▸ Task statement: Each entry in the listing below should be restated word for word.

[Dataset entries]

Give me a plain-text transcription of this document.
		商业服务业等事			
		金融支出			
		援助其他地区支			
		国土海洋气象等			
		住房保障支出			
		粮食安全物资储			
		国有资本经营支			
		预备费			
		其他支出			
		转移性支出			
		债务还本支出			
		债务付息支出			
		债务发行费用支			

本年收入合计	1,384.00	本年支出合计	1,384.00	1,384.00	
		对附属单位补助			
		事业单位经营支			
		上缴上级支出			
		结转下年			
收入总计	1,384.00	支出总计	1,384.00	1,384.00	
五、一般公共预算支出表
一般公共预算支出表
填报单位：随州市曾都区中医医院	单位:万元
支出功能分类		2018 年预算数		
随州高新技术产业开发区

▸ Task solution:
Give me a plain-text transcription of this document.
		商业服务业等事			
		金融支出			
		援助其他地区支			
		国土海洋气象等			
		住房保障支出			
		粮食安全物资储			
		国有资本经营支			
		预备费			
		其他支出			
		转移性支出			
		债务还本支出			
		债务付息支出			
		债务发行费用支			

本年收入合计	1,384.00	本年支出合计	1,384.00	1,384.00	
		对附属单位补助			
		事业单位经营支			
		上缴上级支出			
		结转下年			
收入总计	1,384.00	支出总计	1,384.00	1,384.00	
五、一般公共预算支出表
一般公共预算支出表
填报单位：随州市曾都区中医医院	单位:万元
支出功能分类		2018 年预算数		
随州高新技术产业开发区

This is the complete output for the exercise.